#### THE PROBLEM
Pictures do not belong in the copy, so please give every entry below again exactly.

#### DATA EXTRACT
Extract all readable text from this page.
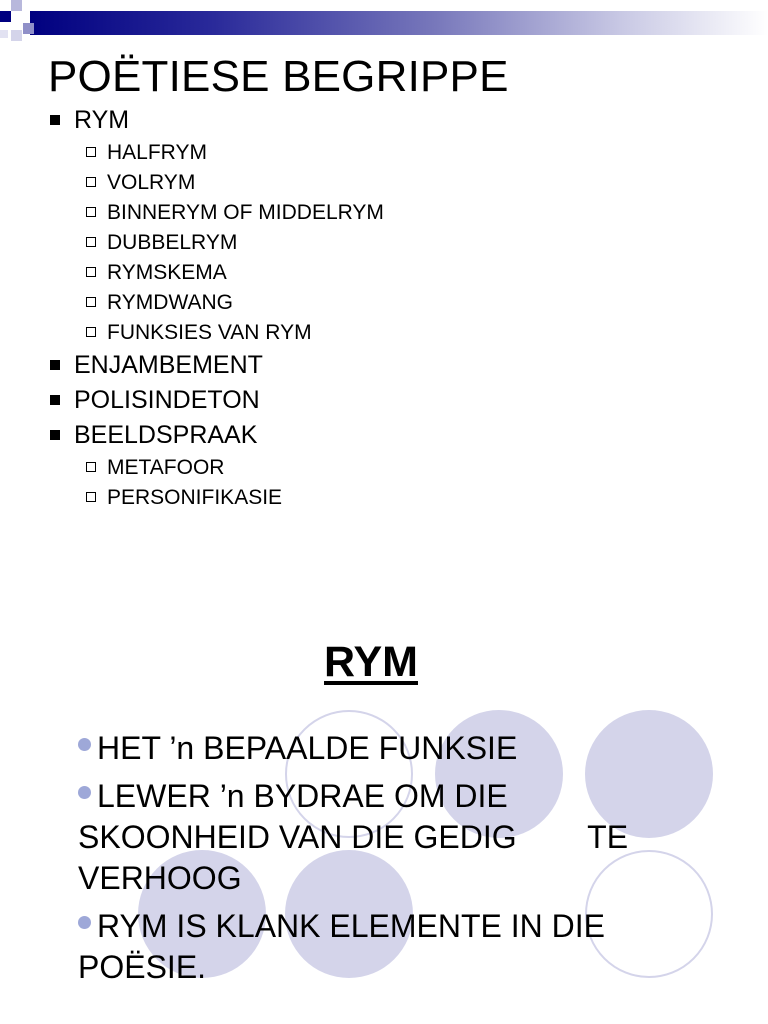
POËTIESE BEGRIPPE
RYM
HALFRYM
VOLRYM
BINNERYM OF MIDDELRYM
DUBBELRYM
RYMSKEMA
RYMDWANG
FUNKSIES VAN RYM
ENJAMBEMENT
POLISINDETON
BEELDSPRAAK
METAFOOR
PERSONIFIKASIE
RYM
HET ’n BEPAALDE FUNKSIE
LEWER ’n BYDRAE OM DIE SKOONHEID VAN DIE GEDIG        TE VERHOOG
RYM IS KLANK ELEMENTE IN DIE POËSIE.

#### RESULT FOR THIS TASK
Extract all readable text from this page.
POËTIESE BEGRIPPE
RYM
HALFRYM
VOLRYM
BINNERYM OF MIDDELRYM
DUBBELRYM
RYMSKEMA
RYMDWANG
FUNKSIES VAN RYM
ENJAMBEMENT
POLISINDETON
BEELDSPRAAK
METAFOOR
PERSONIFIKASIE
RYM
HET ’n BEPAALDE FUNKSIE
LEWER ’n BYDRAE OM DIE SKOONHEID VAN DIE GEDIG        TE VERHOOG
RYM IS KLANK ELEMENTE IN DIE POËSIE.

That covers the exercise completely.